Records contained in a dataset
## begin
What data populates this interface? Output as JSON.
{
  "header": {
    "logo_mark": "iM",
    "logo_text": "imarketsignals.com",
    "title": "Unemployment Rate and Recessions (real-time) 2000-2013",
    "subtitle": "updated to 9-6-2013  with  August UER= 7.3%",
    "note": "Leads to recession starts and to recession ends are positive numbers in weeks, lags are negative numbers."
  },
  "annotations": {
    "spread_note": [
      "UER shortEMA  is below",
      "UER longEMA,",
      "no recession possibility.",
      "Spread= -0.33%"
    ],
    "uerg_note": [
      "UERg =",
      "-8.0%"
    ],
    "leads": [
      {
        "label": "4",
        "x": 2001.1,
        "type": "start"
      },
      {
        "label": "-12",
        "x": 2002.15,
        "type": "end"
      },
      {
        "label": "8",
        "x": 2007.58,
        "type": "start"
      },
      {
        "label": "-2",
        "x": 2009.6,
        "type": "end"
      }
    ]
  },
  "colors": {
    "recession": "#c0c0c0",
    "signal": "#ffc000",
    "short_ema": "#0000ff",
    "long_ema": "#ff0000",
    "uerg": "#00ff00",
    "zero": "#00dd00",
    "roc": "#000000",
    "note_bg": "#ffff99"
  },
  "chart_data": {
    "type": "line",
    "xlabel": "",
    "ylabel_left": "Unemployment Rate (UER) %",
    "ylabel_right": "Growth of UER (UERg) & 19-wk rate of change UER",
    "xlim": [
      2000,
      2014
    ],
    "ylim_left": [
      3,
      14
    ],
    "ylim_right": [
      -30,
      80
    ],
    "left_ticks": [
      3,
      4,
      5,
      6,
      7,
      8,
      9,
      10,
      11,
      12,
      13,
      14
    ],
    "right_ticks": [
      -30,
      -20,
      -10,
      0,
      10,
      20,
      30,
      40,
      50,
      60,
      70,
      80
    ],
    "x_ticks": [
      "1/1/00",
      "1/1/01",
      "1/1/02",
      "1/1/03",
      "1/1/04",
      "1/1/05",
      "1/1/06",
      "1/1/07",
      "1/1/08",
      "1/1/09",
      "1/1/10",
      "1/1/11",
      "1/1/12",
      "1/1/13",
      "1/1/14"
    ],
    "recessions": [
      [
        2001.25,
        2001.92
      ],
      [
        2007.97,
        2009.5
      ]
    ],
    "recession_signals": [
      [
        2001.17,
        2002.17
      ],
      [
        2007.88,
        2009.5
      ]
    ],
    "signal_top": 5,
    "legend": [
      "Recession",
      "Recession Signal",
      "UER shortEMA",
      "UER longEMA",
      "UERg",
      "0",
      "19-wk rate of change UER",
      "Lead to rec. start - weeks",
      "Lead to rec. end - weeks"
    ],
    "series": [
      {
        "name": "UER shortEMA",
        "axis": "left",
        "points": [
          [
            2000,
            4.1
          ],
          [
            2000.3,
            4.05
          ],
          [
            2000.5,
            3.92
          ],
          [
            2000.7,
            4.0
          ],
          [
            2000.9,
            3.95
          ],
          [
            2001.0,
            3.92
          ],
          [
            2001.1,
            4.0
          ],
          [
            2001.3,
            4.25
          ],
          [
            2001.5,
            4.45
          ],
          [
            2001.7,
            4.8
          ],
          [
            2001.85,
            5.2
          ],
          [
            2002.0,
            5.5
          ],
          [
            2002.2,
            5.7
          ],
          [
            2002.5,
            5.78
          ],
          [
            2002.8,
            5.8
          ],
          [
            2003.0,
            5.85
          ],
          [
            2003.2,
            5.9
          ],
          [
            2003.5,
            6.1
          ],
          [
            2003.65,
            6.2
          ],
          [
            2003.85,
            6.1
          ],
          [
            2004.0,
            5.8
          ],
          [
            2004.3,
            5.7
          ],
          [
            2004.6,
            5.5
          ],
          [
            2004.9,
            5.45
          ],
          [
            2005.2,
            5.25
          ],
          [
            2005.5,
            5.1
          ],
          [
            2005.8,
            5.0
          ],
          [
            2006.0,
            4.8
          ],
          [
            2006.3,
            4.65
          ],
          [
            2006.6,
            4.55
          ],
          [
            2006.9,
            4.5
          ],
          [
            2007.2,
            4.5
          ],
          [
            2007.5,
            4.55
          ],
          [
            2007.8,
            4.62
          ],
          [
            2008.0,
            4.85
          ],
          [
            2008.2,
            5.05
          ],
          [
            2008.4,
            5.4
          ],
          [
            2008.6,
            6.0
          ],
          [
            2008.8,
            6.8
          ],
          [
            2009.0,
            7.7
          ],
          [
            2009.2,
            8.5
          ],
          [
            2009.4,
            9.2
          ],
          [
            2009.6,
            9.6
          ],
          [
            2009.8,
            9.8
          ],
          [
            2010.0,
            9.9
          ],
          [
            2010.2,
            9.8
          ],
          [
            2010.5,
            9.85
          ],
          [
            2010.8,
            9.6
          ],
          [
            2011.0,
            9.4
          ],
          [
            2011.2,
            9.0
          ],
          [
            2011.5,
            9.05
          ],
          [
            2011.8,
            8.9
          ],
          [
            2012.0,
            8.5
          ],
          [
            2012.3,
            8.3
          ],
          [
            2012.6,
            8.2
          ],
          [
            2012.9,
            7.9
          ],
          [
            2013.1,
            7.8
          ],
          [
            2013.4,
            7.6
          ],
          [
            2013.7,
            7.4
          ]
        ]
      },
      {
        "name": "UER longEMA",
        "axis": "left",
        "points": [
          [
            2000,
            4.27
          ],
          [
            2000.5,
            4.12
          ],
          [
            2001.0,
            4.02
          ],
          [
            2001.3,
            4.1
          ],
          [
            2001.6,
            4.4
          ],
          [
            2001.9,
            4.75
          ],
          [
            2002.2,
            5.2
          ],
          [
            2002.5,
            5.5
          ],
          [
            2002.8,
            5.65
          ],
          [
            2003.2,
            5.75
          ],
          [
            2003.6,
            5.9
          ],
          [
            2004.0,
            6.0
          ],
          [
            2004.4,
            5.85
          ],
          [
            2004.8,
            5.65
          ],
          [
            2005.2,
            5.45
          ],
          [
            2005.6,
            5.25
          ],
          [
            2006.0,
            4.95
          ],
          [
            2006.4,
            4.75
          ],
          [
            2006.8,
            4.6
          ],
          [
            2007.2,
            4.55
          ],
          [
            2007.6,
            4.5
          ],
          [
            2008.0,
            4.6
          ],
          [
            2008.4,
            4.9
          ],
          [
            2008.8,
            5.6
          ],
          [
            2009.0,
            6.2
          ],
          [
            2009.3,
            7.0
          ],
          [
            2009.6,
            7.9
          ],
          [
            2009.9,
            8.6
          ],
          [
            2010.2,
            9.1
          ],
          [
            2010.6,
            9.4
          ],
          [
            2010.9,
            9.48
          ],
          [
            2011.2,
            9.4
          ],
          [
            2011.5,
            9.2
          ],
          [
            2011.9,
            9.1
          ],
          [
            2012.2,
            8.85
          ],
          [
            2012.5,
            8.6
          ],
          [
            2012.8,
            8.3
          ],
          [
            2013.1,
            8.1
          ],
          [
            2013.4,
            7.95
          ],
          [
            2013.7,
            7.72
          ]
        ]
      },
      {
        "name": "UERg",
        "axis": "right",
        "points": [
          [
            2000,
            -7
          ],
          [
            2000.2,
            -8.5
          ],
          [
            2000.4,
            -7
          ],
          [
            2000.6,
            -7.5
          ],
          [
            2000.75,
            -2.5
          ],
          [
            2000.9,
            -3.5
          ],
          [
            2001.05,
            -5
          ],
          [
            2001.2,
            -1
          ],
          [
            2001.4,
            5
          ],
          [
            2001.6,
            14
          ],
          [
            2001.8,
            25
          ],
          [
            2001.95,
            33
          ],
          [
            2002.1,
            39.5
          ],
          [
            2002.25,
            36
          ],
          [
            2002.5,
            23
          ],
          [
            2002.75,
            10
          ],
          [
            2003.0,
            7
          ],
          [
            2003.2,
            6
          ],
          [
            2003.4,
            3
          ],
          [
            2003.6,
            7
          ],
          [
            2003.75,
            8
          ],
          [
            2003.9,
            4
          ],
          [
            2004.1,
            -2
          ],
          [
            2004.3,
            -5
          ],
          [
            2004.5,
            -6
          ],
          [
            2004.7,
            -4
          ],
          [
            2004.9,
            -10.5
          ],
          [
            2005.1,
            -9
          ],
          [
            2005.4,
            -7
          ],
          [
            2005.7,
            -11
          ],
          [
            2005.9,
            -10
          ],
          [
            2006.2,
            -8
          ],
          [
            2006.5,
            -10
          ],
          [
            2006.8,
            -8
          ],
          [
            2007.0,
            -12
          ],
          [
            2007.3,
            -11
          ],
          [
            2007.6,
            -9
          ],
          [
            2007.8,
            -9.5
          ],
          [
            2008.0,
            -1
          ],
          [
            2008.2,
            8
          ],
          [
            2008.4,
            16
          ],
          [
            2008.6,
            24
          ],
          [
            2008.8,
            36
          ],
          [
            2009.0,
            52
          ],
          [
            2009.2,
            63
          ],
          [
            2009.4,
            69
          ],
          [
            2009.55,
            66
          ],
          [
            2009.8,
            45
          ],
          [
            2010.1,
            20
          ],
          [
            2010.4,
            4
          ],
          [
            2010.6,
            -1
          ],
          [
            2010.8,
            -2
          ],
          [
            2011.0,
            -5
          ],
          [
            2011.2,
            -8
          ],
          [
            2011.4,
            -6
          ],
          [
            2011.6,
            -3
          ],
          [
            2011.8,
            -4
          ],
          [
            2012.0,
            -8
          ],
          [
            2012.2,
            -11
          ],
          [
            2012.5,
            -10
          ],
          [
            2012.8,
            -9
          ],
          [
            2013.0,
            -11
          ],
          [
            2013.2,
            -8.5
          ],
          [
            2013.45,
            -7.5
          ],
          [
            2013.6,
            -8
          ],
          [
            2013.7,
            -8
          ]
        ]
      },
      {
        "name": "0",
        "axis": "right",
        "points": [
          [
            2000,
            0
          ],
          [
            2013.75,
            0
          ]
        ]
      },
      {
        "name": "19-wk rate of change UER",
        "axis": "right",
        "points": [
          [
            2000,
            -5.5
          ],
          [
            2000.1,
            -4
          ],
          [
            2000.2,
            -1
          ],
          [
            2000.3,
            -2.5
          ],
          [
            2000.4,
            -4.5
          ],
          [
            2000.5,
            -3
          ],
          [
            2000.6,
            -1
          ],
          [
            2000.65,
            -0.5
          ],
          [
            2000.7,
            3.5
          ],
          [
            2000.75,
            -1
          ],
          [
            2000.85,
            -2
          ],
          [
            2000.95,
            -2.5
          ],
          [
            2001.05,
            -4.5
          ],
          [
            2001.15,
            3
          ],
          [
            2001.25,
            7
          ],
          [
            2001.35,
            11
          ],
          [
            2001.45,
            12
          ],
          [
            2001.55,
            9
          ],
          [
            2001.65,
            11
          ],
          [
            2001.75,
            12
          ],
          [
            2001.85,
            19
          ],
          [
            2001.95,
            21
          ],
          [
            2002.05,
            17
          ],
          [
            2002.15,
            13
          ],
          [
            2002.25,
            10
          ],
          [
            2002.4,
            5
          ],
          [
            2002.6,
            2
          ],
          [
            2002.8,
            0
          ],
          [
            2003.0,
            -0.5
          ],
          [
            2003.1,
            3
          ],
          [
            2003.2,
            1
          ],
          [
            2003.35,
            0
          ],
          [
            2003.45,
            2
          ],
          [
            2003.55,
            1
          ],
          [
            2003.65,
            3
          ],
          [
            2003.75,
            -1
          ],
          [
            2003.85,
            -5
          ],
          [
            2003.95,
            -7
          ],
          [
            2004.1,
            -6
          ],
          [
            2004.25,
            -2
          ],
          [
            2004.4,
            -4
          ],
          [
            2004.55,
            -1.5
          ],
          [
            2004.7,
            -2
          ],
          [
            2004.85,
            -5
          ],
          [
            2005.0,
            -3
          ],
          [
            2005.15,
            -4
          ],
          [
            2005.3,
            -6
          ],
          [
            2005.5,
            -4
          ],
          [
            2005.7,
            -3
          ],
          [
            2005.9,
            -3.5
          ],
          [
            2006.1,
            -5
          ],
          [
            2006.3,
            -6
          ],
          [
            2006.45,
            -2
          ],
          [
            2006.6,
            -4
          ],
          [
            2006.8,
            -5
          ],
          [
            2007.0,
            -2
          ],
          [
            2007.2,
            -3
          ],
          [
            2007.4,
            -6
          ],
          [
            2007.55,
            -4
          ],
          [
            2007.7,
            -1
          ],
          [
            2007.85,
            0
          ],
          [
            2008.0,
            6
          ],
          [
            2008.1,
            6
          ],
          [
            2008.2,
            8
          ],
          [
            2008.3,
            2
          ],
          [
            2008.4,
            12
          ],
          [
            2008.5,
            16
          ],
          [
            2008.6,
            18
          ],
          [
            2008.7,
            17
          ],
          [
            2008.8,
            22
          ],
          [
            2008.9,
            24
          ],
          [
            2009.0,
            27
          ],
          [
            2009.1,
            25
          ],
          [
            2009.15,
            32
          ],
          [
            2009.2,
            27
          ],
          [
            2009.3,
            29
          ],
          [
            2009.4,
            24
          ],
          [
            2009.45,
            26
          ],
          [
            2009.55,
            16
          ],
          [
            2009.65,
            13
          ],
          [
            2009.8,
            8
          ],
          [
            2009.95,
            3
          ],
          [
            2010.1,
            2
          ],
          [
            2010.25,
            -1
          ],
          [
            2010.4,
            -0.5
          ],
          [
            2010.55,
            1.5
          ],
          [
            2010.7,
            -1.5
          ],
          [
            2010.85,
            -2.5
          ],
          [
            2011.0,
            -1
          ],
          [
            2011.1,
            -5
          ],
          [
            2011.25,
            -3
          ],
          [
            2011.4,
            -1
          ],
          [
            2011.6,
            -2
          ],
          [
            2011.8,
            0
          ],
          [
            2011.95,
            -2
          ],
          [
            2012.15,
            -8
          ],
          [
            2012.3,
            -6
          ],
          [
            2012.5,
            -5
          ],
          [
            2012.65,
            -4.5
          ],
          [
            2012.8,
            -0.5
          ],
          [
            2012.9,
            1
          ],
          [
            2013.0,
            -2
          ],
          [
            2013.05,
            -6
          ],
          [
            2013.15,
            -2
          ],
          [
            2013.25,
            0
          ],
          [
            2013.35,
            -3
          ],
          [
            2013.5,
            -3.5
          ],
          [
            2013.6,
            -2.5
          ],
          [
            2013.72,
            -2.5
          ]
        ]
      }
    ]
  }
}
## end
• **Stated task**
Where a line contains "weeks", copy that line.

• **Exercise solution**
    "note": "Leads to recession starts and to recession ends are positive numbers in weeks, lags are negative numbers."
      "Lead to rec. start - weeks",
      "Lead to rec. end - weeks"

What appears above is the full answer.